Document excerpt:
--*--

Did Jesus Bless a Gay Couple?
This is a post in a series expanding themes encountered in the novel, In the Mission
There were many passages in the Gospels that I didn’t understand, as a child. I would read them with my mother, she would explain them, and they still didn’t make a lot of sense to me. I decided that I’d just have to wait to understand them, just like when the adults talked about sexy things. There was going to be a time when I’d understand all these things that were adult-only.
One of the passages I didn’t understand is the following:
The Faith of the Centurion
5 When Jesus had entered Capernaum, a centurion came to him, asking for help. 6 “Lord,” he said, “my servant lies at home paralyzed, suffering terribly.”
7 Jesus said to him, “Shall I come and heal him?”
8 The centurion replied, “Lord, I do not deserve to have you come under my roof. But just say the word, and my servant will be healed. 9 For I myself am a man under authority, with soldiers under me. I tell this one, ‘Go,’ and he goes; and that one, ‘Come,’ and he comes. I say to my servant, ‘Do this,’ and he does it.”
10 When Jesus heard this, he was amazed and said to those following him, “Truly I tell you, I have not found anyone in Israel with such great faith. 11 I say to you that many will come from the east and the west, and will take their places at the feast with Abraham, Isaac and Jacob in the kingdom of heaven. 12 But the subjects of the kingdom will be thrown outside, into the darkness, where there will be weeping and gnashing of teeth.”
13 Then Jesus said to the centurion, “Go! Let it be done just as you believed it would.” And his servant was healed at that moment.
As I child, I always wondered why the centurion cared so much about this particular slave. I mean, by all accounts a slave was considered simple property at the time, dehumanized in a way we cannot quite understand any longer today. Whichever way the slave became such, he or she lost their human personhood. Even the laws on the books in the Old Testament were meant to be lenient and just, and yet sound harsh and inhumane today.
I didn’t know much about those laws. I did know a lot of Hollywood movies that showed the treatment of slaves in ancient times. It wasn’t pretty. With that “knowledge” in mind, I wondered what could have made this centurion go out of his way to ask Jesus for a favor.

--*--

(Spatial annotation entries)

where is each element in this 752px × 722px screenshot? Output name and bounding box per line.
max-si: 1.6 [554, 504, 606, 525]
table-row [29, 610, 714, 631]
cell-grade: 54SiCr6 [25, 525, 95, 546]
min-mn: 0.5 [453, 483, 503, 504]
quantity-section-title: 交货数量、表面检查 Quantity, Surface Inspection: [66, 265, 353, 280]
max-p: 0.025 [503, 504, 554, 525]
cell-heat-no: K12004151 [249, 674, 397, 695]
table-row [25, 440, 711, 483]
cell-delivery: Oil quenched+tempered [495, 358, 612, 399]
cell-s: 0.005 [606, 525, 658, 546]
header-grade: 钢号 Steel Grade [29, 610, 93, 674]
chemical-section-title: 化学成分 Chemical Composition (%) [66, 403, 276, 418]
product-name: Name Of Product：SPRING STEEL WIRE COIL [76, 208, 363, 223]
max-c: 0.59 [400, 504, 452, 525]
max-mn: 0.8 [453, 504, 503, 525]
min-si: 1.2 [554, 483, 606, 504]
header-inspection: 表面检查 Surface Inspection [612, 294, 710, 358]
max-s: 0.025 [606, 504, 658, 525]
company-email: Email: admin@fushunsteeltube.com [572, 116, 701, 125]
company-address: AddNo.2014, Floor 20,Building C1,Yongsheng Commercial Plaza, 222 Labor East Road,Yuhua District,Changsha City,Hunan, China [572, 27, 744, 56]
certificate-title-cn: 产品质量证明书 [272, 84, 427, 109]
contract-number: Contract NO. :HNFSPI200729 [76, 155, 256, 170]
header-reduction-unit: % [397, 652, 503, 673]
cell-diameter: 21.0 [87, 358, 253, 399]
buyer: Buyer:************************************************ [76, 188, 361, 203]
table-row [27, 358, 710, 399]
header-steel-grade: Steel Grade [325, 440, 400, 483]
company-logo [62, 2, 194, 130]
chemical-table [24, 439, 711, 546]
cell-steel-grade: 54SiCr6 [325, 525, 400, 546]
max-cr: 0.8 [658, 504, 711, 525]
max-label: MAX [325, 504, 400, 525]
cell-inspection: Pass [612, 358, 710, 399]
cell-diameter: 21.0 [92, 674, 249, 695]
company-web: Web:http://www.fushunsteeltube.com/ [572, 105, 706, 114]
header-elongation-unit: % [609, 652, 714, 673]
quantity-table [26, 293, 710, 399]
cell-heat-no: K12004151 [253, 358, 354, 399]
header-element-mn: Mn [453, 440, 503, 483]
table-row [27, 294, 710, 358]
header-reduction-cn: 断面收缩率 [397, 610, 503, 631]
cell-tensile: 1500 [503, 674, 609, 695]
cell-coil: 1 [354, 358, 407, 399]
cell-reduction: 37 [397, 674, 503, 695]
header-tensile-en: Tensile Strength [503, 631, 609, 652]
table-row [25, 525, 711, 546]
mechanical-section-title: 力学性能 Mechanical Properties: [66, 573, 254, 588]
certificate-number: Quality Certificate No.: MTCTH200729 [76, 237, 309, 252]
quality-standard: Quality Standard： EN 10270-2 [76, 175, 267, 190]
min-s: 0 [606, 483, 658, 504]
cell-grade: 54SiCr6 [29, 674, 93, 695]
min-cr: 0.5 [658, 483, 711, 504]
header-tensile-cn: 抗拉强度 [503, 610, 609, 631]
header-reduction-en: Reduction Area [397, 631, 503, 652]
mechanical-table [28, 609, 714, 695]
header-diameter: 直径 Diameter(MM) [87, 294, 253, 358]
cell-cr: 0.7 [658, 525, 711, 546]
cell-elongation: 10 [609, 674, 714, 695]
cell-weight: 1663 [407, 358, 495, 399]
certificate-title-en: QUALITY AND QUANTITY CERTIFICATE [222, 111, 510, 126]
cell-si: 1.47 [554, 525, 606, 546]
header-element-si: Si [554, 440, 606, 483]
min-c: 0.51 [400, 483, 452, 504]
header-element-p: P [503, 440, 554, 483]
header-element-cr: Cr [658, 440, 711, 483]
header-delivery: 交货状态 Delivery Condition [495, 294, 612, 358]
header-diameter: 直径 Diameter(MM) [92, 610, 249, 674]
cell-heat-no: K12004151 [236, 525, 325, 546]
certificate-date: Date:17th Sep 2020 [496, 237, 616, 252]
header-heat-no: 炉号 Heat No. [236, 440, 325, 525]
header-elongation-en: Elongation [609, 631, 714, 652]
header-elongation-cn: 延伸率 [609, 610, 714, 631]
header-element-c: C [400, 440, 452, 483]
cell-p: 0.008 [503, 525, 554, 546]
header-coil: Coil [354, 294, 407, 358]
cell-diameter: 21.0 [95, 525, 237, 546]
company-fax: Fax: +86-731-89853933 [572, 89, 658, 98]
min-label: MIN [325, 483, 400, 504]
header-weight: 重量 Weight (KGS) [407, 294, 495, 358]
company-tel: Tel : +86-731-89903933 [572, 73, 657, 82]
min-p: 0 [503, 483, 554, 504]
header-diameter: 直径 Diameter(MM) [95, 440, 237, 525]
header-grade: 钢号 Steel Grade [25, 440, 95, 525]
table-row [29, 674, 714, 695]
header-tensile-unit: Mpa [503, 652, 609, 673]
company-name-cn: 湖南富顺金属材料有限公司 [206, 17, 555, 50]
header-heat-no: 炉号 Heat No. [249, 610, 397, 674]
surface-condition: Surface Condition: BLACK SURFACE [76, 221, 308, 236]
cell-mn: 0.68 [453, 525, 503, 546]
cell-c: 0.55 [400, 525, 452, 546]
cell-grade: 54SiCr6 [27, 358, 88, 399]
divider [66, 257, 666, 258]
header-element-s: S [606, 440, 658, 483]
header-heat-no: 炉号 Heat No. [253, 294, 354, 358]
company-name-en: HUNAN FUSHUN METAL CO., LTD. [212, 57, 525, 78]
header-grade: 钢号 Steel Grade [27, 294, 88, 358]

--*--

Exercise set:
1. In the blog post about the centurion passage, which city had Jesus entered when the centurion came to him?
2. According to the quoted Gospel passage in the blog post about the centurion, with whom will many take their places at the feast in the kingdom of heaven? List every name.
3. Pick up the blog post about the centurion passage after its final sentence and carry it forward.

Task answers:
1. Capernaum

2. Abraham, Isaac, Jacob

3.
I grew up in Rome, so I was brought up feeling the sense of superiority that the mighty Roman Empire felt. I could see the monuments, larger than anything else built at the time. I could see the capital, could imagine how a Roman centurion would feel in Judea. Probably like the British Raj in India. Looking down upon a culture infinitely older than his own, considering the local faith a quaint superstition. For the centurion to seek out a Jewish healer and tell him that he didn’t deserve him under his roof was strange at best. The whole story reeked of an act of desperation: this slave was immensely important to the centurion, and he would have done pretty much anything to save him, even make a fool of the empire he represented. But why?
Fast forward 20 years to present times. I had noticed a strange fact, namely that the two versions of this story in the Gospels, one in Matthew, the other in Luke, differed in important, though subtle ways. Here is Luke’s version:
Jesus Heals a Centurion’s Servant
1 When He had completed all His discourse in the hearing of the people, He went to Capernaum.
2 And a centurion’s slave, who was highly regarded by him, was sick and about to die. 3 When he heard about Jesus, he sent some Jewish elders asking Him to come and save the life of his slave. 4 When they came to Jesus, they earnestly implored Him, saying, “He is worthy for You to grant this to him; 5 for he loves our nation and it was he who built us our synagogue.” 6 Now Jesus started on His way with them; and when He was not far from the house, the centurion sent friends, saying to Him, “Lord, do not trouble Yourself further, for I am not worthy for You to come under my roof; 7 for this reason I did not even consider myself worthy to come to You, but just say the word, and my servant will be healed. 8 For I also am a man placed under authority, with soldiers under me; and I say to this one, ‘Go!’ and he goes, and to another, ‘Come!’ and he comes, and to my slave, ‘Do this!’ and he does it.” 9 Now when Jesus heard this, He marveled at him, and turned and said to the crowd that was following Him, “I say to you, not even in Israel have I found such great faith.” 10 When those who had been sent returned to the house, they found the slave in good health.
The stories are essentially identical, with two major differences: in Luke, Jesus never talks with the centurion; and Matthew has one of his usual screeds against the Jews that Luke tellingly does not report.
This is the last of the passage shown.